§ Record excerpts
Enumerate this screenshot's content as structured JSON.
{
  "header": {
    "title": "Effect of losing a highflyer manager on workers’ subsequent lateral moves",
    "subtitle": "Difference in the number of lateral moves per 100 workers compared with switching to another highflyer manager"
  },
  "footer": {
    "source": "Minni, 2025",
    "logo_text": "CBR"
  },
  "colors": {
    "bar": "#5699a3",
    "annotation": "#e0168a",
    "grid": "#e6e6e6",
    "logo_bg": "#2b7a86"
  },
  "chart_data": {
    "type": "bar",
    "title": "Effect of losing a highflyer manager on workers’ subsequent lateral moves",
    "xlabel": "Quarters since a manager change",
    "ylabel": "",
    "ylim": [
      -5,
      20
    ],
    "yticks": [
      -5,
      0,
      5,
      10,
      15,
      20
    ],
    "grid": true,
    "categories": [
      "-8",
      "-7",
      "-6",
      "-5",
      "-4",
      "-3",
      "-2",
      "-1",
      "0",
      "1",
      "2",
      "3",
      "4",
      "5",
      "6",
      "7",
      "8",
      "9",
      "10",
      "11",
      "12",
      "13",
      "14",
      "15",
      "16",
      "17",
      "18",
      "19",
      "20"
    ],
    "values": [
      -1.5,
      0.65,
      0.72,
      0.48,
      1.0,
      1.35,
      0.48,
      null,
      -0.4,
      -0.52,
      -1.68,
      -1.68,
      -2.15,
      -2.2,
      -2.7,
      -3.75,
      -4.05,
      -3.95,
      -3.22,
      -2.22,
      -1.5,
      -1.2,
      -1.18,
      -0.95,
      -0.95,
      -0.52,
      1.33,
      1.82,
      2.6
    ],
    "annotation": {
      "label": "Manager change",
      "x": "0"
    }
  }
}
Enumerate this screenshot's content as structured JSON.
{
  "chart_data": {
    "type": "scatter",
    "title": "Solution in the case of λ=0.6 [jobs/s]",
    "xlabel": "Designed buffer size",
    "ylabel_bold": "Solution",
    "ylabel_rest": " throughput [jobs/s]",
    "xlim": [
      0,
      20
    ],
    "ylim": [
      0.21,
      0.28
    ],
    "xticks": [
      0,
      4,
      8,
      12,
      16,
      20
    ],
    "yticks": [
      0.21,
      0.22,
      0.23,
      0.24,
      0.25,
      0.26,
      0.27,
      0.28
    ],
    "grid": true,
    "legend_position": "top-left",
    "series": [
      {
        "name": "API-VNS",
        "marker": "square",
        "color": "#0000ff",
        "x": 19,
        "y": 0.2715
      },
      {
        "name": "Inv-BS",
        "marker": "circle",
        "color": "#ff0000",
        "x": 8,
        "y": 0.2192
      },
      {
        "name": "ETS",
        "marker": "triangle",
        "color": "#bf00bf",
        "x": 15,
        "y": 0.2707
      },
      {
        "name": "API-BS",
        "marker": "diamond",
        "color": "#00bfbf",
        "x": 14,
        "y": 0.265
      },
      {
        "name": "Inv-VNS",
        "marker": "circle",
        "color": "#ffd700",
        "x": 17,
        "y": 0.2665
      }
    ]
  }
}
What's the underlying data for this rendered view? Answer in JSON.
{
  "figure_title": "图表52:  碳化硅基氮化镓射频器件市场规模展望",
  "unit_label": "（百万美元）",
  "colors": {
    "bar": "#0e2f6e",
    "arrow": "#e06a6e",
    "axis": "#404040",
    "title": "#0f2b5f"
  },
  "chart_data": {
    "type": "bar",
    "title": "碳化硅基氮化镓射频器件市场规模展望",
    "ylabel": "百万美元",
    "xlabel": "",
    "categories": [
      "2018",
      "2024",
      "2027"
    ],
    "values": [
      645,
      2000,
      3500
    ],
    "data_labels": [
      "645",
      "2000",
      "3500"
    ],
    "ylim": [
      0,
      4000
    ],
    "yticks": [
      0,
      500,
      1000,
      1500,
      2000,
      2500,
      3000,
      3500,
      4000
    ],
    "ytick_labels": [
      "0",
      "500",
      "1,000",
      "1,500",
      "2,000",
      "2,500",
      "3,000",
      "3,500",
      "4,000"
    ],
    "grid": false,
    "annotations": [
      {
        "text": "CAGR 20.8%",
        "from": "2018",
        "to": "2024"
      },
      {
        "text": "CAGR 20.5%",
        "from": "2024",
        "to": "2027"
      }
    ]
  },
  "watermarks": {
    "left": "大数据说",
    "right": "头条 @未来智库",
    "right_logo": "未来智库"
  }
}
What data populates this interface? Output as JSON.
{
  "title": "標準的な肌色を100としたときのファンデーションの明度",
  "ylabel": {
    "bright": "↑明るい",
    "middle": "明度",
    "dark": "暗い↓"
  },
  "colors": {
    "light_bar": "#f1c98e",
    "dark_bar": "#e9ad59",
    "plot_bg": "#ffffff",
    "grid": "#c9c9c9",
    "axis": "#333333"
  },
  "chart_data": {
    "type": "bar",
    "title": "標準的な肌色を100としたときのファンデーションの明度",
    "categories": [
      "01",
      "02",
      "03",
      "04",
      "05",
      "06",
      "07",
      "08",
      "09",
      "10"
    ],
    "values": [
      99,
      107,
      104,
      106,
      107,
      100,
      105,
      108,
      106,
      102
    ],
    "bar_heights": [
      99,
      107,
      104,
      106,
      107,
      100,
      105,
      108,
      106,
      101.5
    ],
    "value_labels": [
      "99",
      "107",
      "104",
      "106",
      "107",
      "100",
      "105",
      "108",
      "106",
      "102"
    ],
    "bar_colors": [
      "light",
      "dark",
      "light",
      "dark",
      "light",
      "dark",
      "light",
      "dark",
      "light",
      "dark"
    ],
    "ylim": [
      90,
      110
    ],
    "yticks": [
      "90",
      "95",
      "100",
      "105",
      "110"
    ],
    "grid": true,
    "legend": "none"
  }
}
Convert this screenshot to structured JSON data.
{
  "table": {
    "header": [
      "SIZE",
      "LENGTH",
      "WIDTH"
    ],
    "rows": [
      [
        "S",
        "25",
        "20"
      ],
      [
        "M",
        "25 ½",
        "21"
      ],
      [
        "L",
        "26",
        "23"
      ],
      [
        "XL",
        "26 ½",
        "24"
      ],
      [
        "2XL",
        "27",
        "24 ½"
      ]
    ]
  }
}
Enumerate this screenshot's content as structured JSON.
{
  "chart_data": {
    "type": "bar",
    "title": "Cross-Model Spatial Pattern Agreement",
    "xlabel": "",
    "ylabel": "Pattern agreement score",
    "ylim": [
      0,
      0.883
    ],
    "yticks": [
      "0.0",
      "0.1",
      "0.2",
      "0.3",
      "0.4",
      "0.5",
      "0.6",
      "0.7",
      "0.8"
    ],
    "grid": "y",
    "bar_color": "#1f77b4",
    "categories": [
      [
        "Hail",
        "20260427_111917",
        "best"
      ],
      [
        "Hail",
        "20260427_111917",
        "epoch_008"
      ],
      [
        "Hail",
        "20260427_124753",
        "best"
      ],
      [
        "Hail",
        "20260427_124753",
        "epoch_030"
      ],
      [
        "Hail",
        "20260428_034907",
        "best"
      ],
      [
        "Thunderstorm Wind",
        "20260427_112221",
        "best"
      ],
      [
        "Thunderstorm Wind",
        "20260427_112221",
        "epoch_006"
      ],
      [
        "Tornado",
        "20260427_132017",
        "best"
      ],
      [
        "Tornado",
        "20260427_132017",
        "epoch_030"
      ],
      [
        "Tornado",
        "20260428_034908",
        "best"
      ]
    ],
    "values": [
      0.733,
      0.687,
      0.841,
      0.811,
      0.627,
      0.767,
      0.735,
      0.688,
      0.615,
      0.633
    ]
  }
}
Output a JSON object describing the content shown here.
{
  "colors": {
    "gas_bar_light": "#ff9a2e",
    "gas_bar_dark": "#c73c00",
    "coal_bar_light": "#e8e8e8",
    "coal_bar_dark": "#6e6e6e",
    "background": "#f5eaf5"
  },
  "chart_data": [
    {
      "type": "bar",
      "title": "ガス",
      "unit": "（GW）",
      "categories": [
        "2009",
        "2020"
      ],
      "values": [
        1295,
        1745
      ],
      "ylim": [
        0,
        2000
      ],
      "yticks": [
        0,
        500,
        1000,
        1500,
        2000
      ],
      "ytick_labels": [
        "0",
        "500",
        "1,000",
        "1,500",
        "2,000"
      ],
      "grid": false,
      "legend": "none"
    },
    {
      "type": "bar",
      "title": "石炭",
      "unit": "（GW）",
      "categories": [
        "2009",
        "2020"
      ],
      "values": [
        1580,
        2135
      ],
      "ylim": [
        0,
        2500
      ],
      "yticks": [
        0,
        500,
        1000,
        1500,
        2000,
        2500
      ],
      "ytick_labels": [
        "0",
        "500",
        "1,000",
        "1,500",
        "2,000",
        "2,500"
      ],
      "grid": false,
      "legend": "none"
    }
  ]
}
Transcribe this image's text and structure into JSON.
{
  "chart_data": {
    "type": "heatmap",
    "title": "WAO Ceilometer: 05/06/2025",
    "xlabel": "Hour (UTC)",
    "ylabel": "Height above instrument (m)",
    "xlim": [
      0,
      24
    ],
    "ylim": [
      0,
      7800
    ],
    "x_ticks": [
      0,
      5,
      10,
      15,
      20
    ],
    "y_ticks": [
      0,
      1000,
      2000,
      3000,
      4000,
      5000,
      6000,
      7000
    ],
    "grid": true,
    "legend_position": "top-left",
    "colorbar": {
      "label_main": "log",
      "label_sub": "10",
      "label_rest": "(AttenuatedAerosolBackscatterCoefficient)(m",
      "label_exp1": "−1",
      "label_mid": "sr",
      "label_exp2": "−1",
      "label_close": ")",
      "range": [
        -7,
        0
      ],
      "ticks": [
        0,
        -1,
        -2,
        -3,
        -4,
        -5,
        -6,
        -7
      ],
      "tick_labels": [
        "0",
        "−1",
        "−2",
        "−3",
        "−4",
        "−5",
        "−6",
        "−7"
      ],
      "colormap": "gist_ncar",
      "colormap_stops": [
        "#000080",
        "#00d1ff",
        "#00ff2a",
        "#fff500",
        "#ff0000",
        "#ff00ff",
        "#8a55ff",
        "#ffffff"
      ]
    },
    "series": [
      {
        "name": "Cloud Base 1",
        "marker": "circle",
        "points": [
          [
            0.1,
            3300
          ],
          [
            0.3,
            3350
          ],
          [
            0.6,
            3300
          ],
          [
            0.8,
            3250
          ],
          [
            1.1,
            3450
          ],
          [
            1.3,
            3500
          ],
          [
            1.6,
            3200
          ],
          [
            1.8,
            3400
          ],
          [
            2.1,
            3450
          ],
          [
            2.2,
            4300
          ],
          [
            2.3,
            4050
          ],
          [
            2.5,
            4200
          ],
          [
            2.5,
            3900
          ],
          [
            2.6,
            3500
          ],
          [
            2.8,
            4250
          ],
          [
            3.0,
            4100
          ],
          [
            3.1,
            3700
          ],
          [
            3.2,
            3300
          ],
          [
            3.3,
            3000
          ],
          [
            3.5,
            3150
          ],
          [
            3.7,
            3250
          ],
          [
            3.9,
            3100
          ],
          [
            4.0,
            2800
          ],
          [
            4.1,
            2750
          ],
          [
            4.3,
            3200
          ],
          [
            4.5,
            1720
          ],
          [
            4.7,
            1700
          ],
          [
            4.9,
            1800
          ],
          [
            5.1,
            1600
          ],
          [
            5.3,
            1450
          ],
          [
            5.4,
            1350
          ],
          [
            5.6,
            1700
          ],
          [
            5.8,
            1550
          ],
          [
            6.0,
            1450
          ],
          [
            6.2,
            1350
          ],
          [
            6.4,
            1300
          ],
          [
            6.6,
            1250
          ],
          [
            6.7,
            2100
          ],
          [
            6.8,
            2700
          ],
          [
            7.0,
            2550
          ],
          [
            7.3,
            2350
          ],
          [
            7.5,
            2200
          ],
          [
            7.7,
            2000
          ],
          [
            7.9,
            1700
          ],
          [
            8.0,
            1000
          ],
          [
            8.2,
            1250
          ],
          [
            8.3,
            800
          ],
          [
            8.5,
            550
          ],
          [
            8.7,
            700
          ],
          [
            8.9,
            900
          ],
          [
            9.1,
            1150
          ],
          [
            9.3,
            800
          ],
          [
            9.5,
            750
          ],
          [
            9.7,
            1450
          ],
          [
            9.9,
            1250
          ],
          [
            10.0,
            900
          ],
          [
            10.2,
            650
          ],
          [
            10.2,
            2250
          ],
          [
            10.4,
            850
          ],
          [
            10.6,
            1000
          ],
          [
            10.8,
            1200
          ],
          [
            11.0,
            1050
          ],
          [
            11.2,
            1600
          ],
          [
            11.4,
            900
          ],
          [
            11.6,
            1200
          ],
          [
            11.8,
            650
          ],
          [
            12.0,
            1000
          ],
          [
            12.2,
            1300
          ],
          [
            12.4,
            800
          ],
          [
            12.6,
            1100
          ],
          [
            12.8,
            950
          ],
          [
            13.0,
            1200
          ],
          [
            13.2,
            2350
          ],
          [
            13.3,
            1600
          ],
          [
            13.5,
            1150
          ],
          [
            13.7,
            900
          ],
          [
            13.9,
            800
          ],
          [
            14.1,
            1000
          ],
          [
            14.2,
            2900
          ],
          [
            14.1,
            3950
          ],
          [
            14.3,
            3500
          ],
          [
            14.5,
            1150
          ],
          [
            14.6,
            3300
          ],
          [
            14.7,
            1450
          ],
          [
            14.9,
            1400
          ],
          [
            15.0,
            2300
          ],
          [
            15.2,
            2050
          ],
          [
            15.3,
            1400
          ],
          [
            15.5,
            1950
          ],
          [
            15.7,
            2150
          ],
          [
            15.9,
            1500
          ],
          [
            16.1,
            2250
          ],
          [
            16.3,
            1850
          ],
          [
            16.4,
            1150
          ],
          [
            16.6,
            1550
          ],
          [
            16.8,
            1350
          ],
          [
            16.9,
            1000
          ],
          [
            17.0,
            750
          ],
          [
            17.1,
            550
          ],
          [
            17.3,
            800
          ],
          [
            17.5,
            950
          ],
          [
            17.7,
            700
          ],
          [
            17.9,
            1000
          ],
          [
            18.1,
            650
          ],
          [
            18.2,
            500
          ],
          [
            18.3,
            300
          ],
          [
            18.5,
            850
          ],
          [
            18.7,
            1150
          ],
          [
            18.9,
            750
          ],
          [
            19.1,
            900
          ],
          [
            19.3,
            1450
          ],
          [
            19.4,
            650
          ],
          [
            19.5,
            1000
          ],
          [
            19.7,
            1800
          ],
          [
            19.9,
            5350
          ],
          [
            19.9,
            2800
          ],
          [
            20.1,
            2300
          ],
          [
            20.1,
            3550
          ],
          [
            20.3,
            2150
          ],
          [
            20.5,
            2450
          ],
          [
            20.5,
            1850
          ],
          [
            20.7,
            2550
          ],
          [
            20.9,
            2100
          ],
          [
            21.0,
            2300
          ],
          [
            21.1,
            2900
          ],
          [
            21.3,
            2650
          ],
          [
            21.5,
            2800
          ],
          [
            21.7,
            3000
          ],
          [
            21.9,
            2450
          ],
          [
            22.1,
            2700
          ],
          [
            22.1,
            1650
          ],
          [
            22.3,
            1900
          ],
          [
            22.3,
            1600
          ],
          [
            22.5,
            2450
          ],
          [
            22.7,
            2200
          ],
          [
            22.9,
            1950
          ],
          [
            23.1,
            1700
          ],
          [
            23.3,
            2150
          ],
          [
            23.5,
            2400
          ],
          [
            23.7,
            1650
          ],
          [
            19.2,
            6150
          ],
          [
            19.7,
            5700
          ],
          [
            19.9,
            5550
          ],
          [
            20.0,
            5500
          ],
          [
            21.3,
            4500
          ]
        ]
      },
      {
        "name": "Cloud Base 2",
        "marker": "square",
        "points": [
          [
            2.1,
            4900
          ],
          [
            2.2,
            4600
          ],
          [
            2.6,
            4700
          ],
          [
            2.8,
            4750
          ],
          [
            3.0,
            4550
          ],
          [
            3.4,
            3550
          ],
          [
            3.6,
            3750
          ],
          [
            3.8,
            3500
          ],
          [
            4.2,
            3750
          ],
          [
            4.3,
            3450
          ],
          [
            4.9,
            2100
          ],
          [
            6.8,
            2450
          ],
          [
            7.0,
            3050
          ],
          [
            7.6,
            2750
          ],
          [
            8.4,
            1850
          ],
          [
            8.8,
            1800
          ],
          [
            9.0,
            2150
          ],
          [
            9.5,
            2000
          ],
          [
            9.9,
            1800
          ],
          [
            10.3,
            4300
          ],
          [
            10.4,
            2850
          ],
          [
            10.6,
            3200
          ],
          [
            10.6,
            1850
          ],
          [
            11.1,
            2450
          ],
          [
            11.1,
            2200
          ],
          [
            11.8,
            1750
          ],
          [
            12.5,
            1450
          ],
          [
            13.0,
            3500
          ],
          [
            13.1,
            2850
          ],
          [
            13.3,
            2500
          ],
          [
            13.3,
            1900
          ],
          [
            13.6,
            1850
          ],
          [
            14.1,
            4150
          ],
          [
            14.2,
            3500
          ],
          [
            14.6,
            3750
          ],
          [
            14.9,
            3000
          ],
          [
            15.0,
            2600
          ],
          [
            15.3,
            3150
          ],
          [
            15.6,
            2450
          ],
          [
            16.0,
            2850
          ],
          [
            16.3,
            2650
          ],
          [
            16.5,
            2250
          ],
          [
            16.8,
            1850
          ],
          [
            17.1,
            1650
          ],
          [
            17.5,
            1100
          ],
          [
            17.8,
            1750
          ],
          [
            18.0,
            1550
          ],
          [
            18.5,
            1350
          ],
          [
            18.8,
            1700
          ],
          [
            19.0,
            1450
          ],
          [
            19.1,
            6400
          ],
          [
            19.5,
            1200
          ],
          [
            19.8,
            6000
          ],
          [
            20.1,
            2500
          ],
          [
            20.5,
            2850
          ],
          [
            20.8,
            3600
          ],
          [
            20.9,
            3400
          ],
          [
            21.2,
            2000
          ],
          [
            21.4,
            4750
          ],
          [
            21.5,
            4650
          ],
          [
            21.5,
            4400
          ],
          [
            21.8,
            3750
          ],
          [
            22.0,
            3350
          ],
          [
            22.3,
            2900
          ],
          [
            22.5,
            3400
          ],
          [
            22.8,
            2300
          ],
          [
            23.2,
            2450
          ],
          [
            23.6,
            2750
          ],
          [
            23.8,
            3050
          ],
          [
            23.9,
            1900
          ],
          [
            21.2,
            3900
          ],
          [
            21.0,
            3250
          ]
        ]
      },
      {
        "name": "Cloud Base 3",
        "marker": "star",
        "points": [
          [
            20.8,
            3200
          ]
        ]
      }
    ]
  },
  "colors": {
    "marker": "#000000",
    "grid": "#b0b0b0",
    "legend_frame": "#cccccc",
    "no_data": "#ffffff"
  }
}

§ Your goal
Work out how many lines of the listing above include the word "Solution". Report only the number.

§ Answer for the task
2